_Aim_.
The records that follow need to be output exactly as they are.

_Data rows_.
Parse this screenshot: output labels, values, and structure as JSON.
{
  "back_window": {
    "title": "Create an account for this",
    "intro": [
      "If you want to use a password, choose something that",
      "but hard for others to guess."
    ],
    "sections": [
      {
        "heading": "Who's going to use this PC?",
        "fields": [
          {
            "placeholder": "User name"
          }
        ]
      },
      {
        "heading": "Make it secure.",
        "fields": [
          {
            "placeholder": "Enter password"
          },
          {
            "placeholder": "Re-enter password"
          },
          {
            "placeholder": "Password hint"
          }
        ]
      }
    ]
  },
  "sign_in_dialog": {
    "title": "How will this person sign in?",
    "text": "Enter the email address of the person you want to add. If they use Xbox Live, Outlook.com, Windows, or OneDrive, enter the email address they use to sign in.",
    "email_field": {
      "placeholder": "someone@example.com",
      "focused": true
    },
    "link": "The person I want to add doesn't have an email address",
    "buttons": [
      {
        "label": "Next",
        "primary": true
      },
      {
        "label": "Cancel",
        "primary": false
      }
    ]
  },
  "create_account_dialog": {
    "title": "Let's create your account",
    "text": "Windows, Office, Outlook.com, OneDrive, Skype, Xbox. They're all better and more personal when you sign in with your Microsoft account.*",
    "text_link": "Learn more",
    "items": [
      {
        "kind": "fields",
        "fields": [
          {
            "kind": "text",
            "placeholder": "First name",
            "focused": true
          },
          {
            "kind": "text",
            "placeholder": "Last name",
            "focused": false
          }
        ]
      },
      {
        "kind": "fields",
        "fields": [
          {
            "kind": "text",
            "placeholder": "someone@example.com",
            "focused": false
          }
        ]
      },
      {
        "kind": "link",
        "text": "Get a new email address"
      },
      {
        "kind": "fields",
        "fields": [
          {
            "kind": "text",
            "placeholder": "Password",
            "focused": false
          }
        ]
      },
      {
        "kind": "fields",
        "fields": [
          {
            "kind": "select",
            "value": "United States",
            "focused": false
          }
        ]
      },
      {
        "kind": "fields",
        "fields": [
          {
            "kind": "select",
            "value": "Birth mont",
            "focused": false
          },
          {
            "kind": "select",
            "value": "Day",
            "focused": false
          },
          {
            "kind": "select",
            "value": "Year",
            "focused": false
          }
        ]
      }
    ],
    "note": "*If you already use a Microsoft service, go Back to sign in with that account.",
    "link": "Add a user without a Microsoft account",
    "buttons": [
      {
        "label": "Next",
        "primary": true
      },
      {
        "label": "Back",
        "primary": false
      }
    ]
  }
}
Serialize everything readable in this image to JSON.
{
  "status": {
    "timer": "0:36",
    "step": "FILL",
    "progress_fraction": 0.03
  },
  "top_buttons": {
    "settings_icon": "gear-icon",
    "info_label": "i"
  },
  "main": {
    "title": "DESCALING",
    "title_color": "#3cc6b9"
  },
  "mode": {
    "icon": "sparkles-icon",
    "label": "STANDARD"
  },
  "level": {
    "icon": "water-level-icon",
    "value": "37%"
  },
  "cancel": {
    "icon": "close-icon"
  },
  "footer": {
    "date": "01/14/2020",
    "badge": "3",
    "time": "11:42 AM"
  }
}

_The reply_.
Parse this screenshot: output labels, values, and structure as JSON.
{
  "back_window": {
    "title": "Create an account for this",
    "intro": [
      "If you want to use a password, choose something that",
      "but hard for others to guess."
    ],
    "sections": [
      {
        "heading": "Who's going to use this PC?",
        "fields": [
          {
            "placeholder": "User name"
          }
        ]
      },
      {
        "heading": "Make it secure.",
        "fields": [
          {
            "placeholder": "Enter password"
          },
          {
            "placeholder": "Re-enter password"
          },
          {
            "placeholder": "Password hint"
          }
        ]
      }
    ]
  },
  "sign_in_dialog": {
    "title": "How will this person sign in?",
    "text": "Enter the email address of the person you want to add. If they use Xbox Live, Outlook.com, Windows, or OneDrive, enter the email address they use to sign in.",
    "email_field": {
      "placeholder": "someone@example.com",
      "focused": true
    },
    "link": "The person I want to add doesn't have an email address",
    "buttons": [
      {
        "label": "Next",
        "primary": true
      },
      {
        "label": "Cancel",
        "primary": false
      }
    ]
  },
  "create_account_dialog": {
    "title": "Let's create your account",
    "text": "Windows, Office, Outlook.com, OneDrive, Skype, Xbox. They're all better and more personal when you sign in with your Microsoft account.*",
    "text_link": "Learn more",
    "items": [
      {
        "kind": "fields",
        "fields": [
          {
            "kind": "text",
            "placeholder": "First name",
            "focused": true
          },
          {
            "kind": "text",
            "placeholder": "Last name",
            "focused": false
          }
        ]
      },
      {
        "kind": "fields",
        "fields": [
          {
            "kind": "text",
            "placeholder": "someone@example.com",
            "focused": false
          }
        ]
      },
      {
        "kind": "link",
        "text": "Get a new email address"
      },
      {
        "kind": "fields",
        "fields": [
          {
            "kind": "text",
            "placeholder": "Password",
            "focused": false
          }
        ]
      },
      {
        "kind": "fields",
        "fields": [
          {
            "kind": "select",
            "value": "United States",
            "focused": false
          }
        ]
      },
      {
        "kind": "fields",
        "fields": [
          {
            "kind": "select",
            "value": "Birth mont",
            "focused": false
          },
          {
            "kind": "select",
            "value": "Day",
            "focused": false
          },
          {
            "kind": "select",
            "value": "Year",
            "focused": false
          }
        ]
      }
    ],
    "note": "*If you already use a Microsoft service, go Back to sign in with that account.",
    "link": "Add a user without a Microsoft account",
    "buttons": [
      {
        "label": "Next",
        "primary": true
      },
      {
        "label": "Back",
        "primary": false
      }
    ]
  }
}
Serialize everything readable in this image to JSON.
{
  "status": {
    "timer": "0:36",
    "step": "FILL",
    "progress_fraction": 0.03
  },
  "top_buttons": {
    "settings_icon": "gear-icon",
    "info_label": "i"
  },
  "main": {
    "title": "DESCALING",
    "title_color": "#3cc6b9"
  },
  "mode": {
    "icon": "sparkles-icon",
    "label": "STANDARD"
  },
  "level": {
    "icon": "water-level-icon",
    "value": "37%"
  },
  "cancel": {
    "icon": "close-icon"
  },
  "footer": {
    "date": "01/14/2020",
    "badge": "3",
    "time": "11:42 AM"
  }
}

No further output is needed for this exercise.